(Records for the task):
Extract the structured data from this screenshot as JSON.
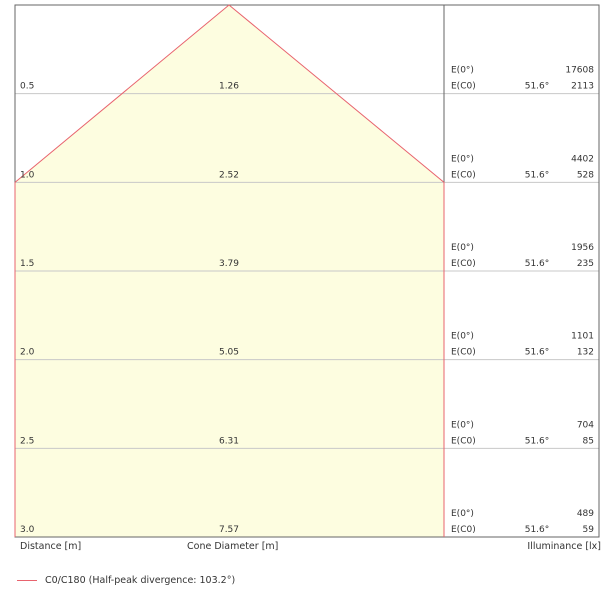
{
  "chart_data": {
    "type": "area",
    "distance_label": "Distance [m]",
    "diameter_label": "Cone Diameter [m]",
    "illuminance_label": "Illuminance [lx]",
    "rows": [
      {
        "distance": "0.5",
        "diameter": 1.26,
        "e0": 17608,
        "ec0": 2113,
        "angle": "51.6°"
      },
      {
        "distance": "1.0",
        "diameter": 2.52,
        "e0": 4402,
        "ec0": 528,
        "angle": "51.6°"
      },
      {
        "distance": "1.5",
        "diameter": 3.79,
        "e0": 1956,
        "ec0": 235,
        "angle": "51.6°"
      },
      {
        "distance": "2.0",
        "diameter": 5.05,
        "e0": 1101,
        "ec0": 132,
        "angle": "51.6°"
      },
      {
        "distance": "2.5",
        "diameter": 6.31,
        "e0": 704,
        "ec0": 85,
        "angle": "51.6°"
      },
      {
        "distance": "3.0",
        "diameter": 7.57,
        "e0": 489,
        "ec0": 59,
        "angle": "51.6°"
      }
    ],
    "e0_label": "E(0°)",
    "ec0_label": "E(C0)",
    "legend": "C0/C180 (Half-peak divergence: 103.2°)",
    "colors": {
      "line": "#e8636e",
      "fill": "#fdfde0",
      "grid": "#c8c8c8",
      "border": "#666666"
    }
  }
}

(Directive): Repeat each line of the records above exactly, but do not copy the pictures.

(Written response):
Extract the structured data from this screenshot as JSON.
{
  "chart_data": {
    "type": "area",
    "distance_label": "Distance [m]",
    "diameter_label": "Cone Diameter [m]",
    "illuminance_label": "Illuminance [lx]",
    "rows": [
      {
        "distance": "0.5",
        "diameter": 1.26,
        "e0": 17608,
        "ec0": 2113,
        "angle": "51.6°"
      },
      {
        "distance": "1.0",
        "diameter": 2.52,
        "e0": 4402,
        "ec0": 528,
        "angle": "51.6°"
      },
      {
        "distance": "1.5",
        "diameter": 3.79,
        "e0": 1956,
        "ec0": 235,
        "angle": "51.6°"
      },
      {
        "distance": "2.0",
        "diameter": 5.05,
        "e0": 1101,
        "ec0": 132,
        "angle": "51.6°"
      },
      {
        "distance": "2.5",
        "diameter": 6.31,
        "e0": 704,
        "ec0": 85,
        "angle": "51.6°"
      },
      {
        "distance": "3.0",
        "diameter": 7.57,
        "e0": 489,
        "ec0": 59,
        "angle": "51.6°"
      }
    ],
    "e0_label": "E(0°)",
    "ec0_label": "E(C0)",
    "legend": "C0/C180 (Half-peak divergence: 103.2°)",
    "colors": {
      "line": "#e8636e",
      "fill": "#fdfde0",
      "grid": "#c8c8c8",
      "border": "#666666"
    }
  }
}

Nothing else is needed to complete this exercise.